▶ **RECORD EXTRACTS**:

::::::::

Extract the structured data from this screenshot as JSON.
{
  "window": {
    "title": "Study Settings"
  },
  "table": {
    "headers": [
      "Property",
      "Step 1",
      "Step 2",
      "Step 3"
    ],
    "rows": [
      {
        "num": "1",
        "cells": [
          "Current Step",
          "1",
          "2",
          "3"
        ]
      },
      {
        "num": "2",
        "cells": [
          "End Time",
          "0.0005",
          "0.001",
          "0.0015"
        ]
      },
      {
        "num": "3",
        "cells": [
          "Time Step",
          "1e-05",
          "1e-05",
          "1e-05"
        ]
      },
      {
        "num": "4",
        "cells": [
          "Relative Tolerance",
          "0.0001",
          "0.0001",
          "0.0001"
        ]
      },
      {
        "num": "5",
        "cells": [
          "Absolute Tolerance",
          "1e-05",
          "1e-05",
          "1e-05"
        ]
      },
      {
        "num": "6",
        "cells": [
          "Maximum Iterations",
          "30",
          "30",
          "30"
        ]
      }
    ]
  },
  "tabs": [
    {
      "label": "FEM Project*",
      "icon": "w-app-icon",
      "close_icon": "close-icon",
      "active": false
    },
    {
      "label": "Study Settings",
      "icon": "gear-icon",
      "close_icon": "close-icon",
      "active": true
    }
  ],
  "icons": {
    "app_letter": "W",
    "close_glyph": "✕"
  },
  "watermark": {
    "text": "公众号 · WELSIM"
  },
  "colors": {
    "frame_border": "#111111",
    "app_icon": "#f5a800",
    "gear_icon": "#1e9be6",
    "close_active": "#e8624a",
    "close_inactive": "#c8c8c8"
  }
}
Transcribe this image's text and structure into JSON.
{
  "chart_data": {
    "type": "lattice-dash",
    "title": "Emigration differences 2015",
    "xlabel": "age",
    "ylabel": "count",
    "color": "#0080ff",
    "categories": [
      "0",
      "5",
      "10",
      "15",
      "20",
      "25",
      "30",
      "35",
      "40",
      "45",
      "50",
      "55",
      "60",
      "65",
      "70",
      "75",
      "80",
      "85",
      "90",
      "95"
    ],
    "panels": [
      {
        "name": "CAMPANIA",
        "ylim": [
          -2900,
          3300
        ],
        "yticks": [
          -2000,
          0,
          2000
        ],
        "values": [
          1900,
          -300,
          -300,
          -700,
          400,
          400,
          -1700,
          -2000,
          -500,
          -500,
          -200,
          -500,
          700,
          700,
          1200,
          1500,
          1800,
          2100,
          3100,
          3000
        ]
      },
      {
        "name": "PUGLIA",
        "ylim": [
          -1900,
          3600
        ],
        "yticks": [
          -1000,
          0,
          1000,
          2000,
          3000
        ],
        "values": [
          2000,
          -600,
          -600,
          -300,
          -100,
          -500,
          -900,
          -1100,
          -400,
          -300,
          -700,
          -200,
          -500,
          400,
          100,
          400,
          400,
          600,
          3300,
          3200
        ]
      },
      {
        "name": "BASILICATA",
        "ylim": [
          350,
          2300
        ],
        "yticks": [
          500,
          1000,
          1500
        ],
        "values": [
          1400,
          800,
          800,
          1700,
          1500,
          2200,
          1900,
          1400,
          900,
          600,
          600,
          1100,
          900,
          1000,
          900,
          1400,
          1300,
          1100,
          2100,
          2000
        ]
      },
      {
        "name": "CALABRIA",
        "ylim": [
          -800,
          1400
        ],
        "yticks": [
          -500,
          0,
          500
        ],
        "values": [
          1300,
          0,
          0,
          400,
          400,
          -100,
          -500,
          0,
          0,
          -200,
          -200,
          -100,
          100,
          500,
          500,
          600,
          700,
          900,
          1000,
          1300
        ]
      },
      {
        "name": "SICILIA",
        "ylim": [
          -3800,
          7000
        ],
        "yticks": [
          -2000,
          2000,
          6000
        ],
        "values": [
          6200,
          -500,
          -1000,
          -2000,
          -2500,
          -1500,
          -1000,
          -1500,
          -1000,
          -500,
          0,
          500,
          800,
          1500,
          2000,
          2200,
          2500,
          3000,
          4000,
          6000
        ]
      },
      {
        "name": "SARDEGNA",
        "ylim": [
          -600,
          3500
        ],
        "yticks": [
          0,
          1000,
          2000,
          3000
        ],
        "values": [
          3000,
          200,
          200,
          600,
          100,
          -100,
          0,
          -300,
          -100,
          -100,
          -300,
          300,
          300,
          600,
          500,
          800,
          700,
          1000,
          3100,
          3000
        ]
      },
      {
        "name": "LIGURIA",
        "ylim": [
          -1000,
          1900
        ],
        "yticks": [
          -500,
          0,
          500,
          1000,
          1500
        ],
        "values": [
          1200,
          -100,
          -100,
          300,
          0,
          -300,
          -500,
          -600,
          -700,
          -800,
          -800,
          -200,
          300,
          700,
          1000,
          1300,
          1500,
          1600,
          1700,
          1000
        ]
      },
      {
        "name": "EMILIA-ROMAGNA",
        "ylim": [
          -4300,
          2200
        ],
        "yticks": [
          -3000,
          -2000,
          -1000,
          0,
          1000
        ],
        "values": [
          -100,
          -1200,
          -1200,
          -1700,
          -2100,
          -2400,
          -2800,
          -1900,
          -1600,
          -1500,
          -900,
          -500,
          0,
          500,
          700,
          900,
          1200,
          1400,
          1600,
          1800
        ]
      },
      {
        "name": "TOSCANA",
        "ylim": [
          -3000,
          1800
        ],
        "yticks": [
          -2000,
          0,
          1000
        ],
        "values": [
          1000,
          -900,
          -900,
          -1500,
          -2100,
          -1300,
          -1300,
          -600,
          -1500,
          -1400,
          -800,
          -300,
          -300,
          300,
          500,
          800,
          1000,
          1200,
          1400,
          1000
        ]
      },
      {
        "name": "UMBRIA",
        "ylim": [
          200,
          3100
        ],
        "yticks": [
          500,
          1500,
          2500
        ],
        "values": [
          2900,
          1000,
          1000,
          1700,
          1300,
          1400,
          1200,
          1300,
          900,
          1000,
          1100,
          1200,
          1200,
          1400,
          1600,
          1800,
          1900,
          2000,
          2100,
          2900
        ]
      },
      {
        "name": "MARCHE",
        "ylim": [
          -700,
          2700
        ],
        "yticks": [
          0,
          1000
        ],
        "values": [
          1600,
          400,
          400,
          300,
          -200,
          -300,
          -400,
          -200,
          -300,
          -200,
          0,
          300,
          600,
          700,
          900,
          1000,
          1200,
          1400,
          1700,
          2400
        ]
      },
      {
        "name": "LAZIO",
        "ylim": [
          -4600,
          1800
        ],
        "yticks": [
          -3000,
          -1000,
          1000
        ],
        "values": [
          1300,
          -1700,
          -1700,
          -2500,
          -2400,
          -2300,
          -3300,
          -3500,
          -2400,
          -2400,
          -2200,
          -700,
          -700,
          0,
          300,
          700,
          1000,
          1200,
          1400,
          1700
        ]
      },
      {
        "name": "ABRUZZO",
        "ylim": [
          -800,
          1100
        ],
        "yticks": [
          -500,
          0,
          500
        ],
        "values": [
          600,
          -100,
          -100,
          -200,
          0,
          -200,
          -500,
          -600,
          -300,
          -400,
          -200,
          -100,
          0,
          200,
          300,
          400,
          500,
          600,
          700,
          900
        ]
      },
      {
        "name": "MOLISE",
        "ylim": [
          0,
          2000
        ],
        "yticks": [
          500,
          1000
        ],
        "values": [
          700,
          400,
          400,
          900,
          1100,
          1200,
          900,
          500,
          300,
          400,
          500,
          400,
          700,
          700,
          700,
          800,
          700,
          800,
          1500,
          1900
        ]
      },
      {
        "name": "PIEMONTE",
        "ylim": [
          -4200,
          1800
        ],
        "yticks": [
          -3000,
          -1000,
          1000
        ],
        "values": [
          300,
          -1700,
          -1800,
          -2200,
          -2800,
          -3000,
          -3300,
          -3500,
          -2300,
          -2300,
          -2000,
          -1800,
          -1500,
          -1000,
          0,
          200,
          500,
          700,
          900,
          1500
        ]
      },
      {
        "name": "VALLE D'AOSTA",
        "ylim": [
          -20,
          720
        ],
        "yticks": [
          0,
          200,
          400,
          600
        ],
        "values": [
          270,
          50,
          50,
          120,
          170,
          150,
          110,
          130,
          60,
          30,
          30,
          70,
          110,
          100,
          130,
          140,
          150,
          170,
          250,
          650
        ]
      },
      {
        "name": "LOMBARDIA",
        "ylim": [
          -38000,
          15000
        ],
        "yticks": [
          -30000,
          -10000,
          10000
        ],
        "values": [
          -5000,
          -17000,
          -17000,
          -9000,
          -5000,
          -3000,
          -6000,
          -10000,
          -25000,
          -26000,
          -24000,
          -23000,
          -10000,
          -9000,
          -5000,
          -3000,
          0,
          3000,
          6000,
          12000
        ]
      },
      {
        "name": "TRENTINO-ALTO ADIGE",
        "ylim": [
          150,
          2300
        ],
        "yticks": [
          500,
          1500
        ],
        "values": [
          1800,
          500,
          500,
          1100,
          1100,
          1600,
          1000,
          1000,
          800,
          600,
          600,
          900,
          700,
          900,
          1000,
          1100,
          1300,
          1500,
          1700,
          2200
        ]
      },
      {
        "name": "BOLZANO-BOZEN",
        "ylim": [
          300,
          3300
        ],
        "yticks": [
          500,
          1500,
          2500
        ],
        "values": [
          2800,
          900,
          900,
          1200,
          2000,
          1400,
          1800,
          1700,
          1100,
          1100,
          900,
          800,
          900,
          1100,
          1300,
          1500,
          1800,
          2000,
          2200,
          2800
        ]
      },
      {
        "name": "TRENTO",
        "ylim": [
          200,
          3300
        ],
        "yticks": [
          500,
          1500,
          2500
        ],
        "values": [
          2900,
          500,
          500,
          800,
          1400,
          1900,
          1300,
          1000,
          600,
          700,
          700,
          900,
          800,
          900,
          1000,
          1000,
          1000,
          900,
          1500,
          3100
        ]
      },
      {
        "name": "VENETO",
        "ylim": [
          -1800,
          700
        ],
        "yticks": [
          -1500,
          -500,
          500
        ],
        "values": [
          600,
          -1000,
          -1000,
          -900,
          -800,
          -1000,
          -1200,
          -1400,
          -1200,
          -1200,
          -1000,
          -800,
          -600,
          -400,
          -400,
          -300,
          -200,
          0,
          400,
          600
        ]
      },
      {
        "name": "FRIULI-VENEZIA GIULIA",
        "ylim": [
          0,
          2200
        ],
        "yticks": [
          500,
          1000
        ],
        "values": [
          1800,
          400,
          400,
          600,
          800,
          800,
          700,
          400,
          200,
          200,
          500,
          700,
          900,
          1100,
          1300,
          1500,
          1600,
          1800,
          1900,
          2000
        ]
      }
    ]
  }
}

::::::::

▶ **PROMPT**: Find the string "Tolerance" in the listing and return every line that holds it.

▶ **TASK SOLUTION**:
          "Relative Tolerance",
          "Absolute Tolerance",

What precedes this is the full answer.